Aim -> Quote, verbatim, all material below, without pictures.

Entries ->
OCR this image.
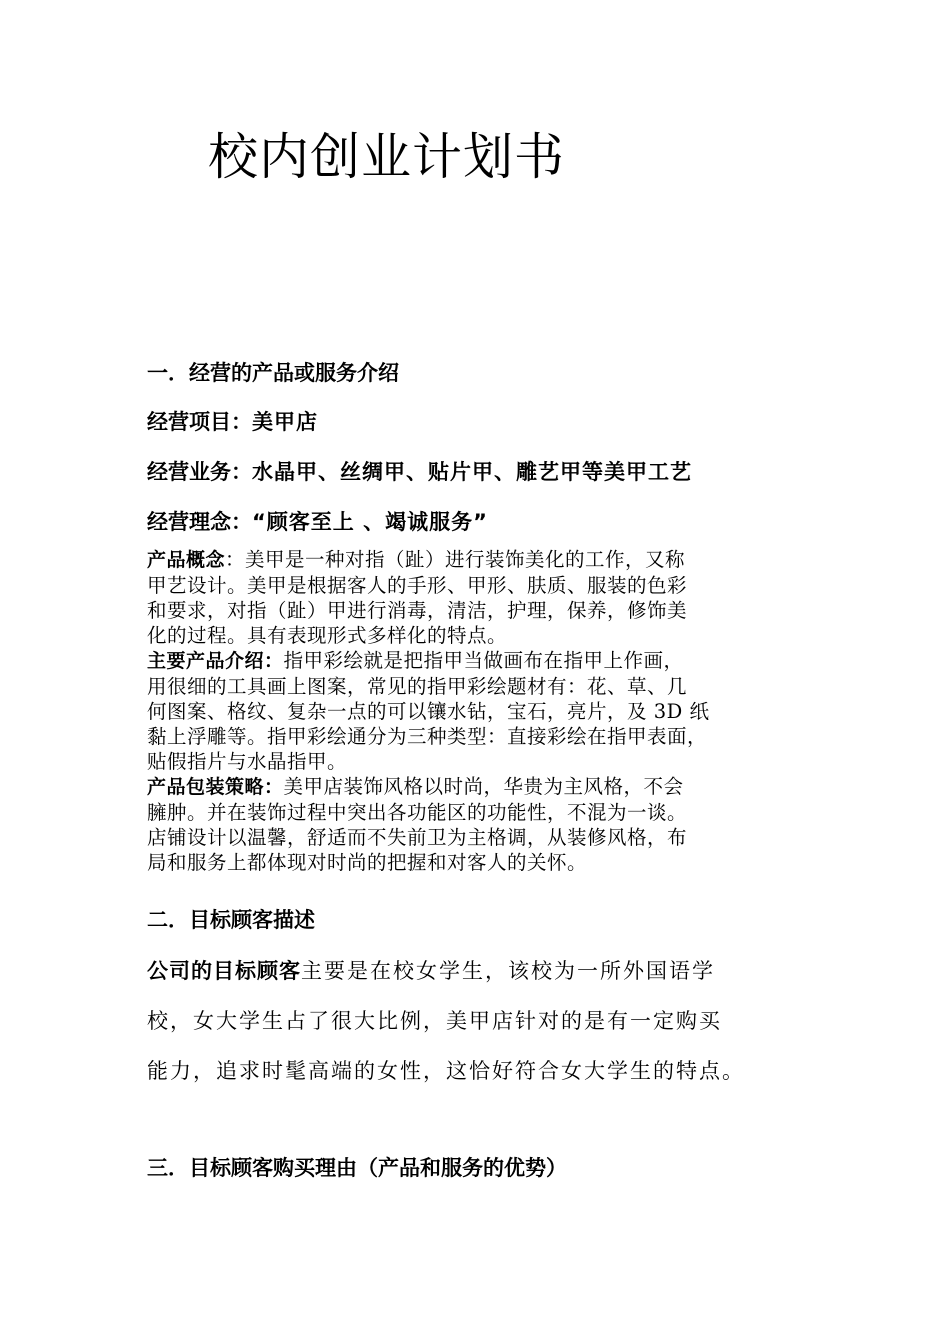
校内创业计划书
一．经营的产品或服务介绍
经营项目：美甲店
经营业务：水晶甲、丝绸甲、贴片甲、雕艺甲等美甲工艺
经营理念：“顾客至上 、竭诚服务”
产品概念：美甲是一种对指（趾）进行装饰美化的工作，又称
甲艺设计。美甲是根据客人的手形、甲形、肤质、服装的色彩
和要求，对指（趾）甲进行消毒，清洁，护理，保养，修饰美
化的过程。具有表现形式多样化的特点。
主要产品介绍：指甲彩绘就是把指甲当做画布在指甲上作画，
用很细的工具画上图案，常见的指甲彩绘题材有：花、草、几
何图案、格纹、复杂一点的可以镶水钻，宝石，亮片，及 3D 纸
黏上浮雕等。指甲彩绘通分为三种类型：直接彩绘在指甲表面，
贴假指片与水晶指甲。
产品包装策略：美甲店装饰风格以时尚，华贵为主风格，不会
臃肿。并在装饰过程中突出各功能区的功能性，不混为一谈。
店铺设计以温馨，舒适而不失前卫为主格调，从装修风格，布
局和服务上都体现对时尚的把握和对客人的关怀。
二．目标顾客描述
公司的目标顾客主要是在校女学生，该校为一所外国语学
校，女大学生占了很大比例，美甲店针对的是有一定购买
能力，追求时髦高端的女性，这恰好符合女大学生的特点。
三．目标顾客购买理由（产品和服务的优势）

Expected answer ->
OCR this image.
校内创业计划书
一．经营的产品或服务介绍
经营项目：美甲店
经营业务：水晶甲、丝绸甲、贴片甲、雕艺甲等美甲工艺
经营理念：“顾客至上 、竭诚服务”
产品概念：美甲是一种对指（趾）进行装饰美化的工作，又称
甲艺设计。美甲是根据客人的手形、甲形、肤质、服装的色彩
和要求，对指（趾）甲进行消毒，清洁，护理，保养，修饰美
化的过程。具有表现形式多样化的特点。
主要产品介绍：指甲彩绘就是把指甲当做画布在指甲上作画，
用很细的工具画上图案，常见的指甲彩绘题材有：花、草、几
何图案、格纹、复杂一点的可以镶水钻，宝石，亮片，及 3D 纸
黏上浮雕等。指甲彩绘通分为三种类型：直接彩绘在指甲表面，
贴假指片与水晶指甲。
产品包装策略：美甲店装饰风格以时尚，华贵为主风格，不会
臃肿。并在装饰过程中突出各功能区的功能性，不混为一谈。
店铺设计以温馨，舒适而不失前卫为主格调，从装修风格，布
局和服务上都体现对时尚的把握和对客人的关怀。
二．目标顾客描述
公司的目标顾客主要是在校女学生，该校为一所外国语学
校，女大学生占了很大比例，美甲店针对的是有一定购买
能力，追求时髦高端的女性，这恰好符合女大学生的特点。
三．目标顾客购买理由（产品和服务的优势）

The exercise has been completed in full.